-- MATERIAL FOR THIS EXERCISE start --

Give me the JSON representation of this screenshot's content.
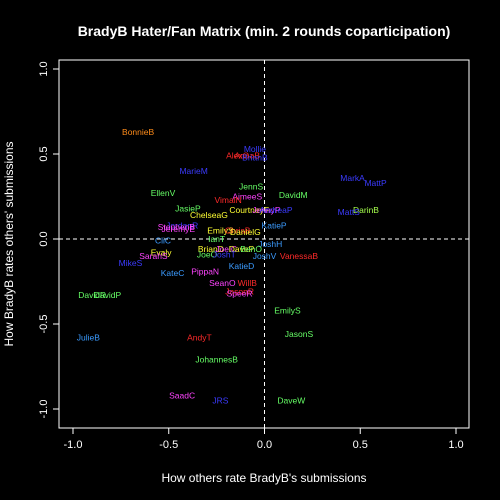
{
  "chart_data": {
    "type": "scatter",
    "title": "BradyB Hater/Fan Matrix (min. 2 rounds coparticipation)",
    "xlabel": "How others rate BradyB's submissions",
    "ylabel": "How BradyB rates others' submissions",
    "xlim": [
      -1.0,
      1.0
    ],
    "ylim": [
      -1.0,
      1.0
    ],
    "x_ticks": [
      "-1.0",
      "-0.5",
      "0.0",
      "0.5",
      "1.0"
    ],
    "y_ticks": [
      "-1.0",
      "-0.5",
      "0.0",
      "0.5",
      "1.0"
    ],
    "grid": false,
    "reference_lines": [
      0,
      0
    ],
    "points": [
      {
        "label": "BonnieB",
        "x": -0.66,
        "y": 0.63,
        "color": "#ff8c1a"
      },
      {
        "label": "Mollie",
        "x": -0.05,
        "y": 0.53,
        "color": "#3b3bff"
      },
      {
        "label": "AlexG",
        "x": -0.14,
        "y": 0.49,
        "color": "#ff2a2a"
      },
      {
        "label": "AnnaB",
        "x": -0.09,
        "y": 0.49,
        "color": "#ff2a2a"
      },
      {
        "label": "BrianB",
        "x": -0.05,
        "y": 0.48,
        "color": "#3b3bff"
      },
      {
        "label": "MarieM",
        "x": -0.37,
        "y": 0.4,
        "color": "#3b3bff"
      },
      {
        "label": "MarkA",
        "x": 0.46,
        "y": 0.36,
        "color": "#3b3bff"
      },
      {
        "label": "MattP",
        "x": 0.58,
        "y": 0.33,
        "color": "#3b3bff"
      },
      {
        "label": "JennS",
        "x": -0.07,
        "y": 0.31,
        "color": "#66ff66"
      },
      {
        "label": "DavidM",
        "x": 0.15,
        "y": 0.26,
        "color": "#66ff66"
      },
      {
        "label": "EllenV",
        "x": -0.53,
        "y": 0.27,
        "color": "#66ff66"
      },
      {
        "label": "AimeeS",
        "x": -0.09,
        "y": 0.25,
        "color": "#ff44ff"
      },
      {
        "label": "VimalN",
        "x": -0.19,
        "y": 0.23,
        "color": "#ff2a2a"
      },
      {
        "label": "JasieP",
        "x": -0.4,
        "y": 0.18,
        "color": "#66ff66"
      },
      {
        "label": "CourtneyF",
        "x": -0.08,
        "y": 0.17,
        "color": "#ffff33"
      },
      {
        "label": "JennyP",
        "x": 0.01,
        "y": 0.17,
        "color": "#ff44ff"
      },
      {
        "label": "AndreaP",
        "x": 0.06,
        "y": 0.17,
        "color": "#3b3bff"
      },
      {
        "label": "DarinB",
        "x": 0.53,
        "y": 0.17,
        "color": "#a6ff4d"
      },
      {
        "label": "MattS",
        "x": 0.44,
        "y": 0.16,
        "color": "#3b3bff"
      },
      {
        "label": "ChelseaG",
        "x": -0.29,
        "y": 0.14,
        "color": "#ffff33"
      },
      {
        "label": "JordanR",
        "x": -0.43,
        "y": 0.08,
        "color": "#3b3bff"
      },
      {
        "label": "StephenB",
        "x": -0.46,
        "y": 0.07,
        "color": "#ff44ff"
      },
      {
        "label": "KatieP",
        "x": 0.05,
        "y": 0.08,
        "color": "#3b9bff"
      },
      {
        "label": "JeremyE",
        "x": -0.45,
        "y": 0.06,
        "color": "#ff44ff"
      },
      {
        "label": "EmilyS",
        "x": -0.23,
        "y": 0.05,
        "color": "#ffff33"
      },
      {
        "label": "ChrisB",
        "x": -0.14,
        "y": 0.05,
        "color": "#ff2a2a"
      },
      {
        "label": "DanielG",
        "x": -0.1,
        "y": 0.04,
        "color": "#ffff33"
      },
      {
        "label": "IanT",
        "x": -0.25,
        "y": 0.0,
        "color": "#66ff66"
      },
      {
        "label": "CliC",
        "x": -0.53,
        "y": -0.01,
        "color": "#3b9bff"
      },
      {
        "label": "JoshH",
        "x": 0.03,
        "y": -0.03,
        "color": "#3b9bff"
      },
      {
        "label": "BrianD",
        "x": -0.28,
        "y": -0.06,
        "color": "#ffff33"
      },
      {
        "label": "JoelC",
        "x": -0.2,
        "y": -0.06,
        "color": "#ff44ff"
      },
      {
        "label": "DaveP",
        "x": -0.12,
        "y": -0.06,
        "color": "#ffff33"
      },
      {
        "label": "BenO",
        "x": -0.07,
        "y": -0.06,
        "color": "#66ff66"
      },
      {
        "label": "Evaly",
        "x": -0.54,
        "y": -0.08,
        "color": "#ffff33"
      },
      {
        "label": "JoeO",
        "x": -0.3,
        "y": -0.09,
        "color": "#66ff66"
      },
      {
        "label": "JoshT",
        "x": -0.21,
        "y": -0.09,
        "color": "#3b3bff"
      },
      {
        "label": "JoshV",
        "x": 0.0,
        "y": -0.1,
        "color": "#3b9bff"
      },
      {
        "label": "VanessaB",
        "x": 0.18,
        "y": -0.1,
        "color": "#ff2a2a"
      },
      {
        "label": "SarahS",
        "x": -0.58,
        "y": -0.1,
        "color": "#ff44ff"
      },
      {
        "label": "MikeS",
        "x": -0.7,
        "y": -0.14,
        "color": "#3b3bff"
      },
      {
        "label": "KatieD",
        "x": -0.12,
        "y": -0.16,
        "color": "#3b9bff"
      },
      {
        "label": "KateC",
        "x": -0.48,
        "y": -0.2,
        "color": "#3b9bff"
      },
      {
        "label": "PippaN",
        "x": -0.31,
        "y": -0.19,
        "color": "#ff44ff"
      },
      {
        "label": "SeanO",
        "x": -0.22,
        "y": -0.26,
        "color": "#ff44ff"
      },
      {
        "label": "WillB",
        "x": -0.09,
        "y": -0.26,
        "color": "#ff2a2a"
      },
      {
        "label": "JasonR",
        "x": -0.13,
        "y": -0.31,
        "color": "#ff2a2a"
      },
      {
        "label": "SpeeR",
        "x": -0.13,
        "y": -0.32,
        "color": "#ff44ff"
      },
      {
        "label": "DavidR",
        "x": -0.9,
        "y": -0.33,
        "color": "#66ff66"
      },
      {
        "label": "DavidP",
        "x": -0.82,
        "y": -0.33,
        "color": "#66ff66"
      },
      {
        "label": "EmilyS",
        "x": 0.12,
        "y": -0.42,
        "color": "#66ff66"
      },
      {
        "label": "JasonS",
        "x": 0.18,
        "y": -0.56,
        "color": "#66ff66"
      },
      {
        "label": "JulieB",
        "x": -0.92,
        "y": -0.58,
        "color": "#3b9bff"
      },
      {
        "label": "AndyT",
        "x": -0.34,
        "y": -0.58,
        "color": "#ff2a2a"
      },
      {
        "label": "JohannesB",
        "x": -0.25,
        "y": -0.71,
        "color": "#66ff66"
      },
      {
        "label": "SaadC",
        "x": -0.43,
        "y": -0.92,
        "color": "#ff44ff"
      },
      {
        "label": "JRS",
        "x": -0.23,
        "y": -0.95,
        "color": "#3b3bff"
      },
      {
        "label": "DaveW",
        "x": 0.14,
        "y": -0.95,
        "color": "#66ff66"
      }
    ]
  }
}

-- MATERIAL FOR THIS EXERCISE end --

GIVEN TASK> Quote every line word for word and keep the images out of the copy.

THE REPLY>
Give me the JSON representation of this screenshot's content.
{
  "chart_data": {
    "type": "scatter",
    "title": "BradyB Hater/Fan Matrix (min. 2 rounds coparticipation)",
    "xlabel": "How others rate BradyB's submissions",
    "ylabel": "How BradyB rates others' submissions",
    "xlim": [
      -1.0,
      1.0
    ],
    "ylim": [
      -1.0,
      1.0
    ],
    "x_ticks": [
      "-1.0",
      "-0.5",
      "0.0",
      "0.5",
      "1.0"
    ],
    "y_ticks": [
      "-1.0",
      "-0.5",
      "0.0",
      "0.5",
      "1.0"
    ],
    "grid": false,
    "reference_lines": [
      0,
      0
    ],
    "points": [
      {
        "label": "BonnieB",
        "x": -0.66,
        "y": 0.63,
        "color": "#ff8c1a"
      },
      {
        "label": "Mollie",
        "x": -0.05,
        "y": 0.53,
        "color": "#3b3bff"
      },
      {
        "label": "AlexG",
        "x": -0.14,
        "y": 0.49,
        "color": "#ff2a2a"
      },
      {
        "label": "AnnaB",
        "x": -0.09,
        "y": 0.49,
        "color": "#ff2a2a"
      },
      {
        "label": "BrianB",
        "x": -0.05,
        "y": 0.48,
        "color": "#3b3bff"
      },
      {
        "label": "MarieM",
        "x": -0.37,
        "y": 0.4,
        "color": "#3b3bff"
      },
      {
        "label": "MarkA",
        "x": 0.46,
        "y": 0.36,
        "color": "#3b3bff"
      },
      {
        "label": "MattP",
        "x": 0.58,
        "y": 0.33,
        "color": "#3b3bff"
      },
      {
        "label": "JennS",
        "x": -0.07,
        "y": 0.31,
        "color": "#66ff66"
      },
      {
        "label": "DavidM",
        "x": 0.15,
        "y": 0.26,
        "color": "#66ff66"
      },
      {
        "label": "EllenV",
        "x": -0.53,
        "y": 0.27,
        "color": "#66ff66"
      },
      {
        "label": "AimeeS",
        "x": -0.09,
        "y": 0.25,
        "color": "#ff44ff"
      },
      {
        "label": "VimalN",
        "x": -0.19,
        "y": 0.23,
        "color": "#ff2a2a"
      },
      {
        "label": "JasieP",
        "x": -0.4,
        "y": 0.18,
        "color": "#66ff66"
      },
      {
        "label": "CourtneyF",
        "x": -0.08,
        "y": 0.17,
        "color": "#ffff33"
      },
      {
        "label": "JennyP",
        "x": 0.01,
        "y": 0.17,
        "color": "#ff44ff"
      },
      {
        "label": "AndreaP",
        "x": 0.06,
        "y": 0.17,
        "color": "#3b3bff"
      },
      {
        "label": "DarinB",
        "x": 0.53,
        "y": 0.17,
        "color": "#a6ff4d"
      },
      {
        "label": "MattS",
        "x": 0.44,
        "y": 0.16,
        "color": "#3b3bff"
      },
      {
        "label": "ChelseaG",
        "x": -0.29,
        "y": 0.14,
        "color": "#ffff33"
      },
      {
        "label": "JordanR",
        "x": -0.43,
        "y": 0.08,
        "color": "#3b3bff"
      },
      {
        "label": "StephenB",
        "x": -0.46,
        "y": 0.07,
        "color": "#ff44ff"
      },
      {
        "label": "KatieP",
        "x": 0.05,
        "y": 0.08,
        "color": "#3b9bff"
      },
      {
        "label": "JeremyE",
        "x": -0.45,
        "y": 0.06,
        "color": "#ff44ff"
      },
      {
        "label": "EmilyS",
        "x": -0.23,
        "y": 0.05,
        "color": "#ffff33"
      },
      {
        "label": "ChrisB",
        "x": -0.14,
        "y": 0.05,
        "color": "#ff2a2a"
      },
      {
        "label": "DanielG",
        "x": -0.1,
        "y": 0.04,
        "color": "#ffff33"
      },
      {
        "label": "IanT",
        "x": -0.25,
        "y": 0.0,
        "color": "#66ff66"
      },
      {
        "label": "CliC",
        "x": -0.53,
        "y": -0.01,
        "color": "#3b9bff"
      },
      {
        "label": "JoshH",
        "x": 0.03,
        "y": -0.03,
        "color": "#3b9bff"
      },
      {
        "label": "BrianD",
        "x": -0.28,
        "y": -0.06,
        "color": "#ffff33"
      },
      {
        "label": "JoelC",
        "x": -0.2,
        "y": -0.06,
        "color": "#ff44ff"
      },
      {
        "label": "DaveP",
        "x": -0.12,
        "y": -0.06,
        "color": "#ffff33"
      },
      {
        "label": "BenO",
        "x": -0.07,
        "y": -0.06,
        "color": "#66ff66"
      },
      {
        "label": "Evaly",
        "x": -0.54,
        "y": -0.08,
        "color": "#ffff33"
      },
      {
        "label": "JoeO",
        "x": -0.3,
        "y": -0.09,
        "color": "#66ff66"
      },
      {
        "label": "JoshT",
        "x": -0.21,
        "y": -0.09,
        "color": "#3b3bff"
      },
      {
        "label": "JoshV",
        "x": 0.0,
        "y": -0.1,
        "color": "#3b9bff"
      },
      {
        "label": "VanessaB",
        "x": 0.18,
        "y": -0.1,
        "color": "#ff2a2a"
      },
      {
        "label": "SarahS",
        "x": -0.58,
        "y": -0.1,
        "color": "#ff44ff"
      },
      {
        "label": "MikeS",
        "x": -0.7,
        "y": -0.14,
        "color": "#3b3bff"
      },
      {
        "label": "KatieD",
        "x": -0.12,
        "y": -0.16,
        "color": "#3b9bff"
      },
      {
        "label": "KateC",
        "x": -0.48,
        "y": -0.2,
        "color": "#3b9bff"
      },
      {
        "label": "PippaN",
        "x": -0.31,
        "y": -0.19,
        "color": "#ff44ff"
      },
      {
        "label": "SeanO",
        "x": -0.22,
        "y": -0.26,
        "color": "#ff44ff"
      },
      {
        "label": "WillB",
        "x": -0.09,
        "y": -0.26,
        "color": "#ff2a2a"
      },
      {
        "label": "JasonR",
        "x": -0.13,
        "y": -0.31,
        "color": "#ff2a2a"
      },
      {
        "label": "SpeeR",
        "x": -0.13,
        "y": -0.32,
        "color": "#ff44ff"
      },
      {
        "label": "DavidR",
        "x": -0.9,
        "y": -0.33,
        "color": "#66ff66"
      },
      {
        "label": "DavidP",
        "x": -0.82,
        "y": -0.33,
        "color": "#66ff66"
      },
      {
        "label": "EmilyS",
        "x": 0.12,
        "y": -0.42,
        "color": "#66ff66"
      },
      {
        "label": "JasonS",
        "x": 0.18,
        "y": -0.56,
        "color": "#66ff66"
      },
      {
        "label": "JulieB",
        "x": -0.92,
        "y": -0.58,
        "color": "#3b9bff"
      },
      {
        "label": "AndyT",
        "x": -0.34,
        "y": -0.58,
        "color": "#ff2a2a"
      },
      {
        "label": "JohannesB",
        "x": -0.25,
        "y": -0.71,
        "color": "#66ff66"
      },
      {
        "label": "SaadC",
        "x": -0.43,
        "y": -0.92,
        "color": "#ff44ff"
      },
      {
        "label": "JRS",
        "x": -0.23,
        "y": -0.95,
        "color": "#3b3bff"
      },
      {
        "label": "DaveW",
        "x": 0.14,
        "y": -0.95,
        "color": "#66ff66"
      }
    ]
  }
}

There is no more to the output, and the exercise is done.